REQUIRED WORK: Copy each line below in which the string "Gateway" occurs.

THE INPUT:
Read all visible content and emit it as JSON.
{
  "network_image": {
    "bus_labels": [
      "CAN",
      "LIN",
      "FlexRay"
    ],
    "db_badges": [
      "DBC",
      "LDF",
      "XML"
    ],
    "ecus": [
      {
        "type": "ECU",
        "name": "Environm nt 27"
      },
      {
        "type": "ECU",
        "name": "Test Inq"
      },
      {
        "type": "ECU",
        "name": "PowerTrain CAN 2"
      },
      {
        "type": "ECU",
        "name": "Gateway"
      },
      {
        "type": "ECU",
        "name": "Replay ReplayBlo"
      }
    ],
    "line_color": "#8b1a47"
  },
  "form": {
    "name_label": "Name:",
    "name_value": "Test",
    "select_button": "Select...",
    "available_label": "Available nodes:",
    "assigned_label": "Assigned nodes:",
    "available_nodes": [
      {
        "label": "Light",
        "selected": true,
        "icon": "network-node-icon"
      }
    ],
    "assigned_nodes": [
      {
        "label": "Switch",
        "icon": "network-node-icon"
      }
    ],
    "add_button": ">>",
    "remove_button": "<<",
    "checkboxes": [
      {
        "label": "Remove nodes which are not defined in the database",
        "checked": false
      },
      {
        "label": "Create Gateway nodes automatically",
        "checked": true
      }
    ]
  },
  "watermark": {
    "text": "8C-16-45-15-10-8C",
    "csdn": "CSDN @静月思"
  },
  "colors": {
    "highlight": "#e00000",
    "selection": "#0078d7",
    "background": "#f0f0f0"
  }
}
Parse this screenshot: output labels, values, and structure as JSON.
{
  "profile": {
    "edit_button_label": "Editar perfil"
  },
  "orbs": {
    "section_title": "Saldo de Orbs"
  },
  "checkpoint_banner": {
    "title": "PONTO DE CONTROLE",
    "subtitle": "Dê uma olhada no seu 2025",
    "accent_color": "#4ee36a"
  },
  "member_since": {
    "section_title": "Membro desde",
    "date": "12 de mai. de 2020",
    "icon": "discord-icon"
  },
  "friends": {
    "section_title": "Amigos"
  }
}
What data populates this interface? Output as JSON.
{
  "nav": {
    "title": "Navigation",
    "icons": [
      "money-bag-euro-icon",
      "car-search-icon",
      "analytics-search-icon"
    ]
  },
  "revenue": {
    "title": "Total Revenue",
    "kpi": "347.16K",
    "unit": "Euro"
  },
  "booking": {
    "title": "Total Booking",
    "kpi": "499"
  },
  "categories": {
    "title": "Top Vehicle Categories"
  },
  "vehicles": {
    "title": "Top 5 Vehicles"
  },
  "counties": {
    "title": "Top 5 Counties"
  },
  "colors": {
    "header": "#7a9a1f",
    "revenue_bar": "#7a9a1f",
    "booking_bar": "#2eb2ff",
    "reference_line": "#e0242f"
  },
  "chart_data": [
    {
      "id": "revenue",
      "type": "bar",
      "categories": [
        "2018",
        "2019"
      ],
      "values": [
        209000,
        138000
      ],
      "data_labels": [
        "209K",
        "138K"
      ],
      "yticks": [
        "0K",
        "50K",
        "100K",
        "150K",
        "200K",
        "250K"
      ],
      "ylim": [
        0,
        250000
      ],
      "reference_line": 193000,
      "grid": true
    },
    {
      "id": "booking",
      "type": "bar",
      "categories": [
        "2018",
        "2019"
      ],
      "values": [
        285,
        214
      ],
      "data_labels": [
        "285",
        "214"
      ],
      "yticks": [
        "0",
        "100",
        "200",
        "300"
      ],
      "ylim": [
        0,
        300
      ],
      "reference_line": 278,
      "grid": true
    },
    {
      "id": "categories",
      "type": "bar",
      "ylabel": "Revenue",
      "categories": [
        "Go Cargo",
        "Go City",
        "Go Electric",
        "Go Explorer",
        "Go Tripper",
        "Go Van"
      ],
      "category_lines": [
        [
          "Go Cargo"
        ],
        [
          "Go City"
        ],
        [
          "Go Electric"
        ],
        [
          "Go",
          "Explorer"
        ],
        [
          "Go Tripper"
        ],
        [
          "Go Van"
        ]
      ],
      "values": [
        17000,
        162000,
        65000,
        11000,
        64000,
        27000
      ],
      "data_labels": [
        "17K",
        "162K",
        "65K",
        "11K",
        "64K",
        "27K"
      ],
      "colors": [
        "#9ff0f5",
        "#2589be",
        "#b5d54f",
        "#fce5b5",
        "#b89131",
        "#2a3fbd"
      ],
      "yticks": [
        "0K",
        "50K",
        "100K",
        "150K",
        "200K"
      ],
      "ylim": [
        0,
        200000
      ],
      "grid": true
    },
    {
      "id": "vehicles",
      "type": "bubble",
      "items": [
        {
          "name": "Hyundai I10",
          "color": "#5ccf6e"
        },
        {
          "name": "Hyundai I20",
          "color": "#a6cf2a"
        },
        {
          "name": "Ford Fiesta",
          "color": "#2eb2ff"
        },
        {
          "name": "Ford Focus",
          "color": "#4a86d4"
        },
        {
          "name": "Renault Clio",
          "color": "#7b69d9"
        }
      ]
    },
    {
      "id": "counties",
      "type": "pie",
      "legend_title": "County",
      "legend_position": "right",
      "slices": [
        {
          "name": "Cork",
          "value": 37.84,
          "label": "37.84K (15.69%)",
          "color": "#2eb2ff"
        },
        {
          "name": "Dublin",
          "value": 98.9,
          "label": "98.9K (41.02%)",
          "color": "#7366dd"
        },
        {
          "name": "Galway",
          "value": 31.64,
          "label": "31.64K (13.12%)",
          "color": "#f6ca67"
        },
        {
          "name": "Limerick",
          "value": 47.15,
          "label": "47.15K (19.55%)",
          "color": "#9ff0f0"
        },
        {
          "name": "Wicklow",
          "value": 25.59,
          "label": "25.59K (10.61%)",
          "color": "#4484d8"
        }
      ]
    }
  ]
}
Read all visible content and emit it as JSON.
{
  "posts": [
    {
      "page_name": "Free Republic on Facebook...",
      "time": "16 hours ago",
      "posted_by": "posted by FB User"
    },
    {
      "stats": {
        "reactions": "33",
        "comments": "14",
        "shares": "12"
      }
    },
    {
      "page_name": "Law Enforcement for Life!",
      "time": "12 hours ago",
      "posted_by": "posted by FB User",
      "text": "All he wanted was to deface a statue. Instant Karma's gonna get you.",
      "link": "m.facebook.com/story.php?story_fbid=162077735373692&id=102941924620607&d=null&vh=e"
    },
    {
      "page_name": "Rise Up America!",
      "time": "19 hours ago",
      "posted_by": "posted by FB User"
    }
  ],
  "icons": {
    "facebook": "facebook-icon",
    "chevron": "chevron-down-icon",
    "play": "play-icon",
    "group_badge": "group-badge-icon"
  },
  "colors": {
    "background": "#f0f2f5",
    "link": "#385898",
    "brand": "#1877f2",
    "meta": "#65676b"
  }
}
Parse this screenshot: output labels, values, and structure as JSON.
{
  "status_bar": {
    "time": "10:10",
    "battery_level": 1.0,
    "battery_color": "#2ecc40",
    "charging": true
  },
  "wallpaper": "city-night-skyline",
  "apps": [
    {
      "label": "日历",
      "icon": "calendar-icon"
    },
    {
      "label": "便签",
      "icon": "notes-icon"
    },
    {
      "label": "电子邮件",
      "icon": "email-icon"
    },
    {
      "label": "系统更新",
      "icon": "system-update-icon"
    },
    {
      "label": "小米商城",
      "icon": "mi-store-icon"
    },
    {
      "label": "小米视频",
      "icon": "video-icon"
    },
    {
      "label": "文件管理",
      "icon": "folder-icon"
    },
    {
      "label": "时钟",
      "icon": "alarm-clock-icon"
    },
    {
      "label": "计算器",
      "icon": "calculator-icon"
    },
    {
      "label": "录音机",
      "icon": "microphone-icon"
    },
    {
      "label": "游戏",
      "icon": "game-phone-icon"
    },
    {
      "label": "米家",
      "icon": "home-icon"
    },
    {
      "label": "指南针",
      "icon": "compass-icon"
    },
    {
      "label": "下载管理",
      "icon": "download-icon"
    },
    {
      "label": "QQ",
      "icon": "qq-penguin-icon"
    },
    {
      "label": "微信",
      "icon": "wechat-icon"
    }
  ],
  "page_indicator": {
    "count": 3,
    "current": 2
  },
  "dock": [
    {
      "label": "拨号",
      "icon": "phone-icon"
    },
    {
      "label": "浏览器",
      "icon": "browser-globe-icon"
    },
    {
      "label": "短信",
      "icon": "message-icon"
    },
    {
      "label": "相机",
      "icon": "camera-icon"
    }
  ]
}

RESULT OF THE TASK:
        "name": "Gateway"
        "label": "Create Gateway nodes automatically",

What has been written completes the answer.